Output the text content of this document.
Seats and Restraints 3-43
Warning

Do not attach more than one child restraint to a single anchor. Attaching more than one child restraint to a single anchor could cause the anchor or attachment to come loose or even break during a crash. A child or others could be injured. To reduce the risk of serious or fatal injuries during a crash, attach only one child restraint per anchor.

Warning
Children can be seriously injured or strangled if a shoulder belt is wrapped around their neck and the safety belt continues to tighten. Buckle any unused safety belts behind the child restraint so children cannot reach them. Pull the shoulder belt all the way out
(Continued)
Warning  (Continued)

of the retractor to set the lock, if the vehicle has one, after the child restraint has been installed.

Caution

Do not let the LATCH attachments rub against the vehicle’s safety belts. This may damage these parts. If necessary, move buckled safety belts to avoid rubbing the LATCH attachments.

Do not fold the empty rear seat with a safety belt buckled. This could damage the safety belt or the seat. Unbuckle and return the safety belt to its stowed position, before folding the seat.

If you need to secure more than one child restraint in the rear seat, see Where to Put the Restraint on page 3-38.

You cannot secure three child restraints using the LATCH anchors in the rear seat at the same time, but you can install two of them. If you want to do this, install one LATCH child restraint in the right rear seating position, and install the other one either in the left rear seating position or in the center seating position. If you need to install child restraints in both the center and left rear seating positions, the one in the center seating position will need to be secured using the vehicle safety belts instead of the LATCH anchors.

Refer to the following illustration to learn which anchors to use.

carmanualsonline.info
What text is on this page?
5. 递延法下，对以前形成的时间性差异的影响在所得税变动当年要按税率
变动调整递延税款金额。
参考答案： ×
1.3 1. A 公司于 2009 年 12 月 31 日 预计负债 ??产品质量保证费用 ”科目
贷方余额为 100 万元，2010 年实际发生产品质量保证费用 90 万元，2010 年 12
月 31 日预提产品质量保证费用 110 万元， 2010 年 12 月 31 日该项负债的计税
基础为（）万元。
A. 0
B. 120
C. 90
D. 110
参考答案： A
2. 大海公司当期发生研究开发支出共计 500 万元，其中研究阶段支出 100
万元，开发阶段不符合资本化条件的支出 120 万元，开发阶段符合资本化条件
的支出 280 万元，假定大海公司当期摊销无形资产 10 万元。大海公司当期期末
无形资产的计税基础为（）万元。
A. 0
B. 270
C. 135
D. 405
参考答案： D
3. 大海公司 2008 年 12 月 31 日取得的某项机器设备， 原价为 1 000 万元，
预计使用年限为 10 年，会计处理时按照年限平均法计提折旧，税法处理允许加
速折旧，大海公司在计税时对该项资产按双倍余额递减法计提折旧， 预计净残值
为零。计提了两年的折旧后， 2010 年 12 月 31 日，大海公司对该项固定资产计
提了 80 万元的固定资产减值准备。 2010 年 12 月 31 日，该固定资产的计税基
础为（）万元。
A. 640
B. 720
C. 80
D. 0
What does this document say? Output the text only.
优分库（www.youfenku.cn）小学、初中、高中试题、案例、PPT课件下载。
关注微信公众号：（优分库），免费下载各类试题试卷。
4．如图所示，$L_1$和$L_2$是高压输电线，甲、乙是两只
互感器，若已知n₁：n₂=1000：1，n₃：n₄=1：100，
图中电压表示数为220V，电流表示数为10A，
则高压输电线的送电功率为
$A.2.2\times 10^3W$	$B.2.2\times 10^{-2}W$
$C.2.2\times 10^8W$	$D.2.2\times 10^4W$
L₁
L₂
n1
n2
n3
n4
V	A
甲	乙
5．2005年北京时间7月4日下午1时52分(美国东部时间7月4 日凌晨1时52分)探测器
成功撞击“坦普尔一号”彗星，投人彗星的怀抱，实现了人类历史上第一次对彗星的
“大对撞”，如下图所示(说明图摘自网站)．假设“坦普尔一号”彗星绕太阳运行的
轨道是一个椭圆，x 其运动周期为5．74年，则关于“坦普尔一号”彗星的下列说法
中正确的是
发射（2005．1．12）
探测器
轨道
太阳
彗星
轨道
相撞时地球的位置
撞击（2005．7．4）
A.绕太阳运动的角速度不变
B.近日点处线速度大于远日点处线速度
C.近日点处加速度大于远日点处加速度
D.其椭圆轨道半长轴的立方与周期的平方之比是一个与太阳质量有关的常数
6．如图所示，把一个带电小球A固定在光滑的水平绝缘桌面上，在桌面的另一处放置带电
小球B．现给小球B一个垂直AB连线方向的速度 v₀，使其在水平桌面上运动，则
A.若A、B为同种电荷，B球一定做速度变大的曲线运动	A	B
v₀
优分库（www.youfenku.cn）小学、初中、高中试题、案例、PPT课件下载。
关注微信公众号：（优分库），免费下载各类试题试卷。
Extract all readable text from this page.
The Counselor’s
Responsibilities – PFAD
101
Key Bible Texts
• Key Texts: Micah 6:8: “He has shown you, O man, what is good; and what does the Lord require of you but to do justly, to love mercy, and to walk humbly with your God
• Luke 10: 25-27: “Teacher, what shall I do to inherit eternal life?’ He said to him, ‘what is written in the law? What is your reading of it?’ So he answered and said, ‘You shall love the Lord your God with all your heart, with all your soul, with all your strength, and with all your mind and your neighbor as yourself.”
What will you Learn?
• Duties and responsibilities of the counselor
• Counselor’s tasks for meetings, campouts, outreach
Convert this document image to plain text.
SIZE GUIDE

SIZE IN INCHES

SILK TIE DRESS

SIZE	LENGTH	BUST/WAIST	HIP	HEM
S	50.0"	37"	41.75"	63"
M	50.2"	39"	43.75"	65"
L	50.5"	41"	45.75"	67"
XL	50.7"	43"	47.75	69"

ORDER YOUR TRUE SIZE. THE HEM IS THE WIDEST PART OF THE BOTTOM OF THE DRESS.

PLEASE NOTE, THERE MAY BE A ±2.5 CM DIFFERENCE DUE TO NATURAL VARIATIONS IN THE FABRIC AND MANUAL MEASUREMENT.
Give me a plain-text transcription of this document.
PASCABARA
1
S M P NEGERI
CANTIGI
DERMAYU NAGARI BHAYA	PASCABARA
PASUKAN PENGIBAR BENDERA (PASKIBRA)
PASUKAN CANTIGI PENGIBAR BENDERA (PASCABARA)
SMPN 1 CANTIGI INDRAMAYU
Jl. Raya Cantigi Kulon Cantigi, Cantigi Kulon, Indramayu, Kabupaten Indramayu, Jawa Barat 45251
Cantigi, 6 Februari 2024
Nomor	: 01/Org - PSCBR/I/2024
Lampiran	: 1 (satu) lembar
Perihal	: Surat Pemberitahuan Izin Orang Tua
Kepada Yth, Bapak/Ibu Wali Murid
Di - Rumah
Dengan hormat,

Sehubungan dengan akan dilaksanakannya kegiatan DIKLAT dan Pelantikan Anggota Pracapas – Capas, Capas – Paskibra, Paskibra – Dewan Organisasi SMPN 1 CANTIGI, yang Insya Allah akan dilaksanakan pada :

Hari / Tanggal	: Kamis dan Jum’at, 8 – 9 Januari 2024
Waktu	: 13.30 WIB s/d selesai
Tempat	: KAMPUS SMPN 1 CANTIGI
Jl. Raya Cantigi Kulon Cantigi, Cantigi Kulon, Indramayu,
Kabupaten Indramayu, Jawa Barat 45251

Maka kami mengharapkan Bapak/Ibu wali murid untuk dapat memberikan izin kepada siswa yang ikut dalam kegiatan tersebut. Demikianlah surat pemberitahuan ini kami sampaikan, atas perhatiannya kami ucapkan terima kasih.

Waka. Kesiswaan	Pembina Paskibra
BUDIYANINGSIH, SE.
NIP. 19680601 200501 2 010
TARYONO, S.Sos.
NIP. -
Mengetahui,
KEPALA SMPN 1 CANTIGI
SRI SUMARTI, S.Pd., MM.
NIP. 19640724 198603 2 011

════════════════

Exercise
Pick out each line above that includes "PENGIBAR" and show it.

Solution
PASUKAN PENGIBAR BENDERA (PASKIBRA)
PASUKAN CANTIGI PENGIBAR BENDERA (PASCABARA)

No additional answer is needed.